Recorded data
%%

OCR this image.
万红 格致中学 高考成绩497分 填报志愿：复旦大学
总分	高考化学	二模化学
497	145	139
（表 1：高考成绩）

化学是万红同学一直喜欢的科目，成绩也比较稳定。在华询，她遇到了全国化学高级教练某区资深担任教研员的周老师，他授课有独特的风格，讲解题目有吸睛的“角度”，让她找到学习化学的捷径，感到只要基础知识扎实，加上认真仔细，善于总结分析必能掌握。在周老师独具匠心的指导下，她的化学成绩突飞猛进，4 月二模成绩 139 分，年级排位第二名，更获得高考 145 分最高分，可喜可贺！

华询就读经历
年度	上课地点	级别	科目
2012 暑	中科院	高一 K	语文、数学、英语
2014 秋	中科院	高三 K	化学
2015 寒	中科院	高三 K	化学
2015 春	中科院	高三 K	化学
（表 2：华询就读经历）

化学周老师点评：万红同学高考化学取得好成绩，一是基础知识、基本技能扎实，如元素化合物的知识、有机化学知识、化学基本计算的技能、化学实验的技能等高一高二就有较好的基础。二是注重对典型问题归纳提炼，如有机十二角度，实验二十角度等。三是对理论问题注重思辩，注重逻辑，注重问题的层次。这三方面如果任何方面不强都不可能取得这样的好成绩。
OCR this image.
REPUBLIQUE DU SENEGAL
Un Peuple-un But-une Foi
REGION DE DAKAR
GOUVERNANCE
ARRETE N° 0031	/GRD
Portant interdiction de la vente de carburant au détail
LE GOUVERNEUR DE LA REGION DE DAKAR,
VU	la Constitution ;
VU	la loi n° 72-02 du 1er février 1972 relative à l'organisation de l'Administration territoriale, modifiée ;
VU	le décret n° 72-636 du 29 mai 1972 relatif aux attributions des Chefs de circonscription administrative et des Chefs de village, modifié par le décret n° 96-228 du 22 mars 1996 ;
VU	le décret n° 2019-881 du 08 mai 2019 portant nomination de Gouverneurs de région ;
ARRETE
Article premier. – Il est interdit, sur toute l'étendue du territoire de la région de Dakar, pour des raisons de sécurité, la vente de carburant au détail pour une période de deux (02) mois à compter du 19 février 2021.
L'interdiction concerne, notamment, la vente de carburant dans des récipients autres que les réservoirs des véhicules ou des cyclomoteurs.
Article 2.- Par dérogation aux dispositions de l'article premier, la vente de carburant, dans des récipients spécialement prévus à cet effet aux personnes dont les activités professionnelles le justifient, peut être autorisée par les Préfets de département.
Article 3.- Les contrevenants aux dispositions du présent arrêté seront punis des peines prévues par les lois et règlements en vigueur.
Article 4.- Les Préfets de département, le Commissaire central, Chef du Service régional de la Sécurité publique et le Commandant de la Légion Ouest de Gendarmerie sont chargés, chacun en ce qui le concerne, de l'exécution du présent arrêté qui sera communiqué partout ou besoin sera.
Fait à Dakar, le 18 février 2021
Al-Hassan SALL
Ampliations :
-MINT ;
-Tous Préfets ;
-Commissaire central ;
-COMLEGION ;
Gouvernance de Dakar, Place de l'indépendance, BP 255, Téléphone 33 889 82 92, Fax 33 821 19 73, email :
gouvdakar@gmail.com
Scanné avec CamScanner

%%

→ **DIRECTIONS**: Write out the data again, exactly and in full.

→ **WRITTEN SOLUTION**:
OCR this image.
万红 格致中学 高考成绩497分 填报志愿：复旦大学
总分	高考化学	二模化学
497	145	139
（表 1：高考成绩）

化学是万红同学一直喜欢的科目，成绩也比较稳定。在华询，她遇到了全国化学高级教练某区资深担任教研员的周老师，他授课有独特的风格，讲解题目有吸睛的“角度”，让她找到学习化学的捷径，感到只要基础知识扎实，加上认真仔细，善于总结分析必能掌握。在周老师独具匠心的指导下，她的化学成绩突飞猛进，4 月二模成绩 139 分，年级排位第二名，更获得高考 145 分最高分，可喜可贺！

华询就读经历
年度	上课地点	级别	科目
2012 暑	中科院	高一 K	语文、数学、英语
2014 秋	中科院	高三 K	化学
2015 寒	中科院	高三 K	化学
2015 春	中科院	高三 K	化学
（表 2：华询就读经历）

化学周老师点评：万红同学高考化学取得好成绩，一是基础知识、基本技能扎实，如元素化合物的知识、有机化学知识、化学基本计算的技能、化学实验的技能等高一高二就有较好的基础。二是注重对典型问题归纳提炼，如有机十二角度，实验二十角度等。三是对理论问题注重思辩，注重逻辑，注重问题的层次。这三方面如果任何方面不强都不可能取得这样的好成绩。
OCR this image.
REPUBLIQUE DU SENEGAL
Un Peuple-un But-une Foi
REGION DE DAKAR
GOUVERNANCE
ARRETE N° 0031	/GRD
Portant interdiction de la vente de carburant au détail
LE GOUVERNEUR DE LA REGION DE DAKAR,
VU	la Constitution ;
VU	la loi n° 72-02 du 1er février 1972 relative à l'organisation de l'Administration territoriale, modifiée ;
VU	le décret n° 72-636 du 29 mai 1972 relatif aux attributions des Chefs de circonscription administrative et des Chefs de village, modifié par le décret n° 96-228 du 22 mars 1996 ;
VU	le décret n° 2019-881 du 08 mai 2019 portant nomination de Gouverneurs de région ;
ARRETE
Article premier. – Il est interdit, sur toute l'étendue du territoire de la région de Dakar, pour des raisons de sécurité, la vente de carburant au détail pour une période de deux (02) mois à compter du 19 février 2021.
L'interdiction concerne, notamment, la vente de carburant dans des récipients autres que les réservoirs des véhicules ou des cyclomoteurs.
Article 2.- Par dérogation aux dispositions de l'article premier, la vente de carburant, dans des récipients spécialement prévus à cet effet aux personnes dont les activités professionnelles le justifient, peut être autorisée par les Préfets de département.
Article 3.- Les contrevenants aux dispositions du présent arrêté seront punis des peines prévues par les lois et règlements en vigueur.
Article 4.- Les Préfets de département, le Commissaire central, Chef du Service régional de la Sécurité publique et le Commandant de la Légion Ouest de Gendarmerie sont chargés, chacun en ce qui le concerne, de l'exécution du présent arrêté qui sera communiqué partout ou besoin sera.
Fait à Dakar, le 18 février 2021
Al-Hassan SALL
Ampliations :
-MINT ;
-Tous Préfets ;
-Commissaire central ;
-COMLEGION ;
Gouvernance de Dakar, Place de l'indépendance, BP 255, Téléphone 33 889 82 92, Fax 33 821 19 73, email :
gouvdakar@gmail.com
Scanné avec CamScanner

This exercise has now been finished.